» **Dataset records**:
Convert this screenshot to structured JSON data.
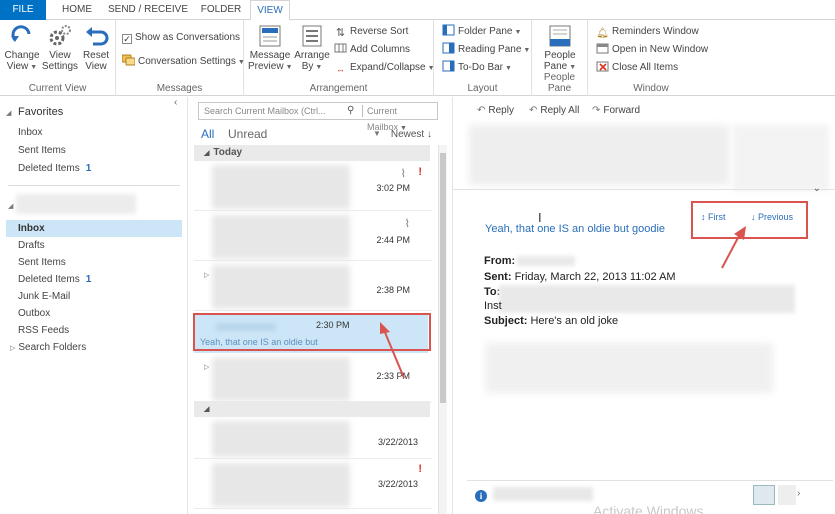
{
  "tabs": [
    "FILE",
    "HOME",
    "SEND / RECEIVE",
    "FOLDER",
    "VIEW"
  ],
  "ribbon": {
    "current_view": {
      "label": "Current View",
      "change_view": [
        "Change",
        "View"
      ],
      "view_settings": [
        "View",
        "Settings"
      ],
      "reset_view": [
        "Reset",
        "View"
      ]
    },
    "messages": {
      "label": "Messages",
      "show_as_conversations": "Show as Conversations",
      "show_as_conversations_checked": true,
      "conversation_settings": "Conversation Settings"
    },
    "arrangement": {
      "label": "Arrangement",
      "message_preview": [
        "Message",
        "Preview"
      ],
      "arrange_by": [
        "Arrange",
        "By"
      ],
      "reverse_sort": "Reverse Sort",
      "add_columns": "Add Columns",
      "expand_collapse": "Expand/Collapse"
    },
    "layout": {
      "label": "Layout",
      "folder_pane": "Folder Pane",
      "reading_pane": "Reading Pane",
      "todo_bar": "To-Do Bar"
    },
    "people_pane": {
      "label": "People Pane",
      "people_pane_btn": [
        "People",
        "Pane"
      ]
    },
    "window": {
      "label": "Window",
      "reminders_window": "Reminders Window",
      "open_new_window": "Open in New Window",
      "close_all_items": "Close All Items"
    }
  },
  "folders": {
    "favorites_header": "Favorites",
    "favorites": [
      {
        "name": "Inbox",
        "count": ""
      },
      {
        "name": "Sent Items",
        "count": ""
      },
      {
        "name": "Deleted Items",
        "count": "1"
      }
    ],
    "mailbox": [
      {
        "name": "Inbox",
        "count": "",
        "selected": true
      },
      {
        "name": "Drafts",
        "count": ""
      },
      {
        "name": "Sent Items",
        "count": ""
      },
      {
        "name": "Deleted Items",
        "count": "1"
      },
      {
        "name": "Junk E-Mail",
        "count": ""
      },
      {
        "name": "Outbox",
        "count": ""
      },
      {
        "name": "RSS Feeds",
        "count": ""
      },
      {
        "name": "Search Folders",
        "count": ""
      }
    ]
  },
  "message_list": {
    "search_placeholder": "Search Current Mailbox (Ctrl...",
    "search_scope": "Current Mailbox",
    "filter_all": "All",
    "filter_unread": "Unread",
    "sort": "Newest",
    "group_today": "Today",
    "items_times": [
      "3:02 PM",
      "2:44 PM",
      "2:38 PM",
      "2:33 PM",
      "3/22/2013",
      "3/22/2013"
    ],
    "selected": {
      "time": "2:30 PM",
      "preview": "Yeah, that one IS an oldie but"
    }
  },
  "reading_pane": {
    "actions": {
      "reply": "Reply",
      "reply_all": "Reply All",
      "forward": "Forward"
    },
    "subject_line": "Yeah, that one IS an oldie but goodie",
    "nav_first": "First",
    "nav_previous": "Previous",
    "from_label": "From:",
    "sent_label": "Sent:",
    "sent_value": "Friday, March 22, 2013 11:02 AM",
    "to_label": "To:",
    "inst_text": "Inst",
    "subject_label": "Subject:",
    "subject_value": "Here's an old joke",
    "watermark": "Activate Windows"
  },
  "colors": {
    "accent": "#2a6ebb",
    "file_tab": "#0072c6",
    "selection": "#cde6f7",
    "annotation_red": "#d9534f",
    "importance_red": "#d32222"
  }
}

» **What is required**:
Transcribe every record above exactly, leaving out the pictures.

» **Final result**:
Convert this screenshot to structured JSON data.
{
  "tabs": [
    "FILE",
    "HOME",
    "SEND / RECEIVE",
    "FOLDER",
    "VIEW"
  ],
  "ribbon": {
    "current_view": {
      "label": "Current View",
      "change_view": [
        "Change",
        "View"
      ],
      "view_settings": [
        "View",
        "Settings"
      ],
      "reset_view": [
        "Reset",
        "View"
      ]
    },
    "messages": {
      "label": "Messages",
      "show_as_conversations": "Show as Conversations",
      "show_as_conversations_checked": true,
      "conversation_settings": "Conversation Settings"
    },
    "arrangement": {
      "label": "Arrangement",
      "message_preview": [
        "Message",
        "Preview"
      ],
      "arrange_by": [
        "Arrange",
        "By"
      ],
      "reverse_sort": "Reverse Sort",
      "add_columns": "Add Columns",
      "expand_collapse": "Expand/Collapse"
    },
    "layout": {
      "label": "Layout",
      "folder_pane": "Folder Pane",
      "reading_pane": "Reading Pane",
      "todo_bar": "To-Do Bar"
    },
    "people_pane": {
      "label": "People Pane",
      "people_pane_btn": [
        "People",
        "Pane"
      ]
    },
    "window": {
      "label": "Window",
      "reminders_window": "Reminders Window",
      "open_new_window": "Open in New Window",
      "close_all_items": "Close All Items"
    }
  },
  "folders": {
    "favorites_header": "Favorites",
    "favorites": [
      {
        "name": "Inbox",
        "count": ""
      },
      {
        "name": "Sent Items",
        "count": ""
      },
      {
        "name": "Deleted Items",
        "count": "1"
      }
    ],
    "mailbox": [
      {
        "name": "Inbox",
        "count": "",
        "selected": true
      },
      {
        "name": "Drafts",
        "count": ""
      },
      {
        "name": "Sent Items",
        "count": ""
      },
      {
        "name": "Deleted Items",
        "count": "1"
      },
      {
        "name": "Junk E-Mail",
        "count": ""
      },
      {
        "name": "Outbox",
        "count": ""
      },
      {
        "name": "RSS Feeds",
        "count": ""
      },
      {
        "name": "Search Folders",
        "count": ""
      }
    ]
  },
  "message_list": {
    "search_placeholder": "Search Current Mailbox (Ctrl...",
    "search_scope": "Current Mailbox",
    "filter_all": "All",
    "filter_unread": "Unread",
    "sort": "Newest",
    "group_today": "Today",
    "items_times": [
      "3:02 PM",
      "2:44 PM",
      "2:38 PM",
      "2:33 PM",
      "3/22/2013",
      "3/22/2013"
    ],
    "selected": {
      "time": "2:30 PM",
      "preview": "Yeah, that one IS an oldie but"
    }
  },
  "reading_pane": {
    "actions": {
      "reply": "Reply",
      "reply_all": "Reply All",
      "forward": "Forward"
    },
    "subject_line": "Yeah, that one IS an oldie but goodie",
    "nav_first": "First",
    "nav_previous": "Previous",
    "from_label": "From:",
    "sent_label": "Sent:",
    "sent_value": "Friday, March 22, 2013 11:02 AM",
    "to_label": "To:",
    "inst_text": "Inst",
    "subject_label": "Subject:",
    "subject_value": "Here's an old joke",
    "watermark": "Activate Windows"
  },
  "colors": {
    "accent": "#2a6ebb",
    "file_tab": "#0072c6",
    "selection": "#cde6f7",
    "annotation_red": "#d9534f",
    "importance_red": "#d32222"
  }
}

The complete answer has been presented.